[What is expected]: Report every line in the listing below where the string "ccccc" shows up.

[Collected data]
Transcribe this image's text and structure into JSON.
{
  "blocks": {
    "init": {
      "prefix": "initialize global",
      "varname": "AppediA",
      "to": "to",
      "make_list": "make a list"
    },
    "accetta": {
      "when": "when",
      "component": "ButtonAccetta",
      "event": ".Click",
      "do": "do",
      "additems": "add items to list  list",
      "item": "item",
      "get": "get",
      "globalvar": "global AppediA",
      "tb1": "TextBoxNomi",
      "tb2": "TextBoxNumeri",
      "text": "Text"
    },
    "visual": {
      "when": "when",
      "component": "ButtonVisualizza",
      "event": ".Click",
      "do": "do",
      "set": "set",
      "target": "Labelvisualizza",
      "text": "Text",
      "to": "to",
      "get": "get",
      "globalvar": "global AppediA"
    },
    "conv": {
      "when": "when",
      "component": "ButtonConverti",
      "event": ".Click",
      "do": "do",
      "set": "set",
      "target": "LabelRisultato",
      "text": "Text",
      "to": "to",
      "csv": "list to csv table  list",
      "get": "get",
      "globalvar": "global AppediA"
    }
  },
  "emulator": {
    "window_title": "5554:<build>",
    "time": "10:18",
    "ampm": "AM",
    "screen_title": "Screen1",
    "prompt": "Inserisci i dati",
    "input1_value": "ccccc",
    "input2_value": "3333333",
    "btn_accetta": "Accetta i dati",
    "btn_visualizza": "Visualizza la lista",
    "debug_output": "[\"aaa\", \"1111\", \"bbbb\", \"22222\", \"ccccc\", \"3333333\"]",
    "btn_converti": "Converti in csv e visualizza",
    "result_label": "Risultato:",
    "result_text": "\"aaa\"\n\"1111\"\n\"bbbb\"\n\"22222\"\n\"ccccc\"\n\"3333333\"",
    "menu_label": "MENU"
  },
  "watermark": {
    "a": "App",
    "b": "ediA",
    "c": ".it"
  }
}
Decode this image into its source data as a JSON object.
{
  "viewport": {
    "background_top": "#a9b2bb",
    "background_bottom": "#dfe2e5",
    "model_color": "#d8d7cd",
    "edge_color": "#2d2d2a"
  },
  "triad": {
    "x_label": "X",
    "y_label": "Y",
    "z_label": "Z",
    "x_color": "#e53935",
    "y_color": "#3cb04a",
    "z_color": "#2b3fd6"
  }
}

==

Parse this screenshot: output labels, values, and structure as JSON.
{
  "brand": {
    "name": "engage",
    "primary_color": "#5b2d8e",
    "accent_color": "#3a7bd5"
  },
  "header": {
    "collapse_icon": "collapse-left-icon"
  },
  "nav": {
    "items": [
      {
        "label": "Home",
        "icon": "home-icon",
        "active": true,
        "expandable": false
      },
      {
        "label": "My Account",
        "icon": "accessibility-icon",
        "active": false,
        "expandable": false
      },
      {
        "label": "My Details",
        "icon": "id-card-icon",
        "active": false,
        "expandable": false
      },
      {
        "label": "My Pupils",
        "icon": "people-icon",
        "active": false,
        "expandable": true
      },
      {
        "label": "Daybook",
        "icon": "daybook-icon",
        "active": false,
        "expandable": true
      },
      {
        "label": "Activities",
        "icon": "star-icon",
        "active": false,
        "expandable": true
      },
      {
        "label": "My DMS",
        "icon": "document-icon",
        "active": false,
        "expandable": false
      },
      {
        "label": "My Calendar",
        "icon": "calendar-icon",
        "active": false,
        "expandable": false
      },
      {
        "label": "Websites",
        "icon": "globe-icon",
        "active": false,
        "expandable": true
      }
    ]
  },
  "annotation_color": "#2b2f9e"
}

[Result]:
    "input1_value": "ccccc",
    "debug_output": "[\"aaa\", \"1111\", \"bbbb\", \"22222\", \"ccccc\", \"3333333\"]",
    "result_text": "\"aaa\"\n\"1111\"\n\"bbbb\"\n\"22222\"\n\"ccccc\"\n\"3333333\"",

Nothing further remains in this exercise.